Exercise instructions → Repeat each line exactly, leaving nothing out.

Materials provided →
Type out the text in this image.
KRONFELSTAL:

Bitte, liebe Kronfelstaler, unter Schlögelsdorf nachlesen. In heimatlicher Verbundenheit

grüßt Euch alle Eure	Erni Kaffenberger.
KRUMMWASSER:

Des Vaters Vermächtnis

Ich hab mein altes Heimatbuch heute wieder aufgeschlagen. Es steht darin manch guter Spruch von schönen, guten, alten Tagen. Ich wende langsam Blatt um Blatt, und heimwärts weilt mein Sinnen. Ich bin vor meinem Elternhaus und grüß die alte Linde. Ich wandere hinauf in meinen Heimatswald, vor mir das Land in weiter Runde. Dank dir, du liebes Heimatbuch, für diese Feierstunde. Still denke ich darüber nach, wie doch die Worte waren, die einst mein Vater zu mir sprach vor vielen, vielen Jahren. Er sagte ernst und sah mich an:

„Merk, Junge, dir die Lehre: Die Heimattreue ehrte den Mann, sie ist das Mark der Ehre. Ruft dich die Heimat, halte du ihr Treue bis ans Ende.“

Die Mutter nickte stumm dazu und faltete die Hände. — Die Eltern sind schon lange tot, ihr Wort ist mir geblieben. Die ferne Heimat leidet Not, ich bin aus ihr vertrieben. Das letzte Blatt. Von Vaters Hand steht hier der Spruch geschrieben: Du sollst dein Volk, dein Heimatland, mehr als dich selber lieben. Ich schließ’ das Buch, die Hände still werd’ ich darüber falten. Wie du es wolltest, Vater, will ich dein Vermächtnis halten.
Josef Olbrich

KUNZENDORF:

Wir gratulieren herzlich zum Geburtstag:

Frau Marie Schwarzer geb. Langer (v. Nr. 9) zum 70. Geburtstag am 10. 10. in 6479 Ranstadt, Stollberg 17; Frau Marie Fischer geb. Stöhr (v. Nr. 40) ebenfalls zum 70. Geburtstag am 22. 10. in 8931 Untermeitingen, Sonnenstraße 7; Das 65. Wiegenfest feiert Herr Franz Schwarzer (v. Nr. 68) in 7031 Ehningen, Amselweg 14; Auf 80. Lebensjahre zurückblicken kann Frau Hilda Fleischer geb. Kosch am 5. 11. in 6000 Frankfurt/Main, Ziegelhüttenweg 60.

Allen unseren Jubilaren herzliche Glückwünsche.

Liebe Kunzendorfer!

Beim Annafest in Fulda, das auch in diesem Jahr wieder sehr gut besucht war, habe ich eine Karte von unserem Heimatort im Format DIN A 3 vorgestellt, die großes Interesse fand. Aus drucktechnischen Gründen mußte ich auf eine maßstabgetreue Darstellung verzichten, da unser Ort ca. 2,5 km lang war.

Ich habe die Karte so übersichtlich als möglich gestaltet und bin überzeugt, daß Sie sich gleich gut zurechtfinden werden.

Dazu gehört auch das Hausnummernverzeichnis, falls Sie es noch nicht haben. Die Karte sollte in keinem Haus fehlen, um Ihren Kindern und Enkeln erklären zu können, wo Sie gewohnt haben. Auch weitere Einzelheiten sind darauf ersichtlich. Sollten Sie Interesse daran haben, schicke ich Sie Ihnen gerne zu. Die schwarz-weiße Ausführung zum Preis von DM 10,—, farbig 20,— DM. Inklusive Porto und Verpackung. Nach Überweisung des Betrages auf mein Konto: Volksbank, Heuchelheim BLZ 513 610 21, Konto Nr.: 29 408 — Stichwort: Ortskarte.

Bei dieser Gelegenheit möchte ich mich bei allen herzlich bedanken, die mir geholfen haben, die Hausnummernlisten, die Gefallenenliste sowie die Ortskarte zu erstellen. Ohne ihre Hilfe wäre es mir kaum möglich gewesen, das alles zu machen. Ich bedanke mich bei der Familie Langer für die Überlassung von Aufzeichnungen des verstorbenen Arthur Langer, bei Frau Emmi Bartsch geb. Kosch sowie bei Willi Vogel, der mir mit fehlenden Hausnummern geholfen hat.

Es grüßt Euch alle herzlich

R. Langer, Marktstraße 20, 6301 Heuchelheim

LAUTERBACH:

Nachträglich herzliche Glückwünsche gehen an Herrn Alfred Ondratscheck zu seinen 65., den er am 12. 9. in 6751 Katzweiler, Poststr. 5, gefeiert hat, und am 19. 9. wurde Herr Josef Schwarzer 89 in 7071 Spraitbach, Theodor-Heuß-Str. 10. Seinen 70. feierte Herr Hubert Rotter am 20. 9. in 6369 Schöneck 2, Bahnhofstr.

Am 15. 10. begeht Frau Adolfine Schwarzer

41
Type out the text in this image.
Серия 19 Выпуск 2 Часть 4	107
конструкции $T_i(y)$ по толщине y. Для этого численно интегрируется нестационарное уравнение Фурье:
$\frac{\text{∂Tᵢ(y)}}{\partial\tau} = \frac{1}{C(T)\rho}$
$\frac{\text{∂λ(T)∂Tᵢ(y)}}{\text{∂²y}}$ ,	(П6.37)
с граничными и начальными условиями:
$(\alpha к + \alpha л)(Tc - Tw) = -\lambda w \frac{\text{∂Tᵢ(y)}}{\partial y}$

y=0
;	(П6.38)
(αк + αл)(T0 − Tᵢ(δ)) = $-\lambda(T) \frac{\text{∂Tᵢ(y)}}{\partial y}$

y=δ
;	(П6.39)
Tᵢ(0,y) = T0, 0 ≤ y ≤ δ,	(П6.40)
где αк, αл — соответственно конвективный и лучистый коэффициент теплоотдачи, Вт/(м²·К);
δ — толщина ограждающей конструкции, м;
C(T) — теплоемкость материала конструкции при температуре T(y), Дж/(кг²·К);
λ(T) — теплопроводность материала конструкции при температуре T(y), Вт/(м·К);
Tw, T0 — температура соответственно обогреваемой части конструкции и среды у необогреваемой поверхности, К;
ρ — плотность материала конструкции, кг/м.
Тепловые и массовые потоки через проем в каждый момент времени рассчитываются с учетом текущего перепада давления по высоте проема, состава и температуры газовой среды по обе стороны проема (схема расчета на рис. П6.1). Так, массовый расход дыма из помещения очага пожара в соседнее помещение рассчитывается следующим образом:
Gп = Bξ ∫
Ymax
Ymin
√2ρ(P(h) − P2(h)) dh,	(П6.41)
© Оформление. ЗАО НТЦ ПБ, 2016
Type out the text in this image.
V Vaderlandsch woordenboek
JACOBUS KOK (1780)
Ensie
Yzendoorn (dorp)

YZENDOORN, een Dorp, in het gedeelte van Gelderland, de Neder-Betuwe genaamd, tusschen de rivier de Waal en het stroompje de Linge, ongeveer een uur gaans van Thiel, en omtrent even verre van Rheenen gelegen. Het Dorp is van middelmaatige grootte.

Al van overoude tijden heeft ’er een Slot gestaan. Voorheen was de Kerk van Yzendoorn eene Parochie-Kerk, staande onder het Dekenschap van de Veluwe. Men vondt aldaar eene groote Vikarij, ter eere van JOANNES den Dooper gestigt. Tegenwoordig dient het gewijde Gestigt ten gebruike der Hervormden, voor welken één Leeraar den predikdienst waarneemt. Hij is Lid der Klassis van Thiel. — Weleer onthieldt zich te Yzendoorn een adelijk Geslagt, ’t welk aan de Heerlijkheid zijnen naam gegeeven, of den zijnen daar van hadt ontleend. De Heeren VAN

Result of the task →
Type out the text in this image.
KRONFELSTAL:

Bitte, liebe Kronfelstaler, unter Schlögelsdorf nachlesen. In heimatlicher Verbundenheit

grüßt Euch alle Eure	Erni Kaffenberger.
KRUMMWASSER:

Des Vaters Vermächtnis

Ich hab mein altes Heimatbuch heute wieder aufgeschlagen. Es steht darin manch guter Spruch von schönen, guten, alten Tagen. Ich wende langsam Blatt um Blatt, und heimwärts weilt mein Sinnen. Ich bin vor meinem Elternhaus und grüß die alte Linde. Ich wandere hinauf in meinen Heimatswald, vor mir das Land in weiter Runde. Dank dir, du liebes Heimatbuch, für diese Feierstunde. Still denke ich darüber nach, wie doch die Worte waren, die einst mein Vater zu mir sprach vor vielen, vielen Jahren. Er sagte ernst und sah mich an:

„Merk, Junge, dir die Lehre: Die Heimattreue ehrte den Mann, sie ist das Mark der Ehre. Ruft dich die Heimat, halte du ihr Treue bis ans Ende.“

Die Mutter nickte stumm dazu und faltete die Hände. — Die Eltern sind schon lange tot, ihr Wort ist mir geblieben. Die ferne Heimat leidet Not, ich bin aus ihr vertrieben. Das letzte Blatt. Von Vaters Hand steht hier der Spruch geschrieben: Du sollst dein Volk, dein Heimatland, mehr als dich selber lieben. Ich schließ’ das Buch, die Hände still werd’ ich darüber falten. Wie du es wolltest, Vater, will ich dein Vermächtnis halten.
Josef Olbrich

KUNZENDORF:

Wir gratulieren herzlich zum Geburtstag:

Frau Marie Schwarzer geb. Langer (v. Nr. 9) zum 70. Geburtstag am 10. 10. in 6479 Ranstadt, Stollberg 17; Frau Marie Fischer geb. Stöhr (v. Nr. 40) ebenfalls zum 70. Geburtstag am 22. 10. in 8931 Untermeitingen, Sonnenstraße 7; Das 65. Wiegenfest feiert Herr Franz Schwarzer (v. Nr. 68) in 7031 Ehningen, Amselweg 14; Auf 80. Lebensjahre zurückblicken kann Frau Hilda Fleischer geb. Kosch am 5. 11. in 6000 Frankfurt/Main, Ziegelhüttenweg 60.

Allen unseren Jubilaren herzliche Glückwünsche.

Liebe Kunzendorfer!

Beim Annafest in Fulda, das auch in diesem Jahr wieder sehr gut besucht war, habe ich eine Karte von unserem Heimatort im Format DIN A 3 vorgestellt, die großes Interesse fand. Aus drucktechnischen Gründen mußte ich auf eine maßstabgetreue Darstellung verzichten, da unser Ort ca. 2,5 km lang war.

Ich habe die Karte so übersichtlich als möglich gestaltet und bin überzeugt, daß Sie sich gleich gut zurechtfinden werden.

Dazu gehört auch das Hausnummernverzeichnis, falls Sie es noch nicht haben. Die Karte sollte in keinem Haus fehlen, um Ihren Kindern und Enkeln erklären zu können, wo Sie gewohnt haben. Auch weitere Einzelheiten sind darauf ersichtlich. Sollten Sie Interesse daran haben, schicke ich Sie Ihnen gerne zu. Die schwarz-weiße Ausführung zum Preis von DM 10,—, farbig 20,— DM. Inklusive Porto und Verpackung. Nach Überweisung des Betrages auf mein Konto: Volksbank, Heuchelheim BLZ 513 610 21, Konto Nr.: 29 408 — Stichwort: Ortskarte.

Bei dieser Gelegenheit möchte ich mich bei allen herzlich bedanken, die mir geholfen haben, die Hausnummernlisten, die Gefallenenliste sowie die Ortskarte zu erstellen. Ohne ihre Hilfe wäre es mir kaum möglich gewesen, das alles zu machen. Ich bedanke mich bei der Familie Langer für die Überlassung von Aufzeichnungen des verstorbenen Arthur Langer, bei Frau Emmi Bartsch geb. Kosch sowie bei Willi Vogel, der mir mit fehlenden Hausnummern geholfen hat.

Es grüßt Euch alle herzlich

R. Langer, Marktstraße 20, 6301 Heuchelheim

LAUTERBACH:

Nachträglich herzliche Glückwünsche gehen an Herrn Alfred Ondratscheck zu seinen 65., den er am 12. 9. in 6751 Katzweiler, Poststr. 5, gefeiert hat, und am 19. 9. wurde Herr Josef Schwarzer 89 in 7071 Spraitbach, Theodor-Heuß-Str. 10. Seinen 70. feierte Herr Hubert Rotter am 20. 9. in 6369 Schöneck 2, Bahnhofstr.

Am 15. 10. begeht Frau Adolfine Schwarzer

41
Type out the text in this image.
Серия 19 Выпуск 2 Часть 4	107
конструкции $T_i(y)$ по толщине y. Для этого численно интегрируется нестационарное уравнение Фурье:
$\frac{\text{∂Tᵢ(y)}}{\partial\tau} = \frac{1}{C(T)\rho}$
$\frac{\text{∂λ(T)∂Tᵢ(y)}}{\text{∂²y}}$ ,	(П6.37)
с граничными и начальными условиями:
$(\alpha к + \alpha л)(Tc - Tw) = -\lambda w \frac{\text{∂Tᵢ(y)}}{\partial y}$

y=0
;	(П6.38)
(αк + αл)(T0 − Tᵢ(δ)) = $-\lambda(T) \frac{\text{∂Tᵢ(y)}}{\partial y}$

y=δ
;	(П6.39)
Tᵢ(0,y) = T0, 0 ≤ y ≤ δ,	(П6.40)
где αк, αл — соответственно конвективный и лучистый коэффициент теплоотдачи, Вт/(м²·К);
δ — толщина ограждающей конструкции, м;
C(T) — теплоемкость материала конструкции при температуре T(y), Дж/(кг²·К);
λ(T) — теплопроводность материала конструкции при температуре T(y), Вт/(м·К);
Tw, T0 — температура соответственно обогреваемой части конструкции и среды у необогреваемой поверхности, К;
ρ — плотность материала конструкции, кг/м.
Тепловые и массовые потоки через проем в каждый момент времени рассчитываются с учетом текущего перепада давления по высоте проема, состава и температуры газовой среды по обе стороны проема (схема расчета на рис. П6.1). Так, массовый расход дыма из помещения очага пожара в соседнее помещение рассчитывается следующим образом:
Gп = Bξ ∫
Ymax
Ymin
√2ρ(P(h) − P2(h)) dh,	(П6.41)
© Оформление. ЗАО НТЦ ПБ, 2016
Type out the text in this image.
V Vaderlandsch woordenboek
JACOBUS KOK (1780)
Ensie
Yzendoorn (dorp)

YZENDOORN, een Dorp, in het gedeelte van Gelderland, de Neder-Betuwe genaamd, tusschen de rivier de Waal en het stroompje de Linge, ongeveer een uur gaans van Thiel, en omtrent even verre van Rheenen gelegen. Het Dorp is van middelmaatige grootte.

Al van overoude tijden heeft ’er een Slot gestaan. Voorheen was de Kerk van Yzendoorn eene Parochie-Kerk, staande onder het Dekenschap van de Veluwe. Men vondt aldaar eene groote Vikarij, ter eere van JOANNES den Dooper gestigt. Tegenwoordig dient het gewijde Gestigt ten gebruike der Hervormden, voor welken één Leeraar den predikdienst waarneemt. Hij is Lid der Klassis van Thiel. — Weleer onthieldt zich te Yzendoorn een adelijk Geslagt, ’t welk aan de Heerlijkheid zijnen naam gegeeven, of den zijnen daar van hadt ontleend. De Heeren VAN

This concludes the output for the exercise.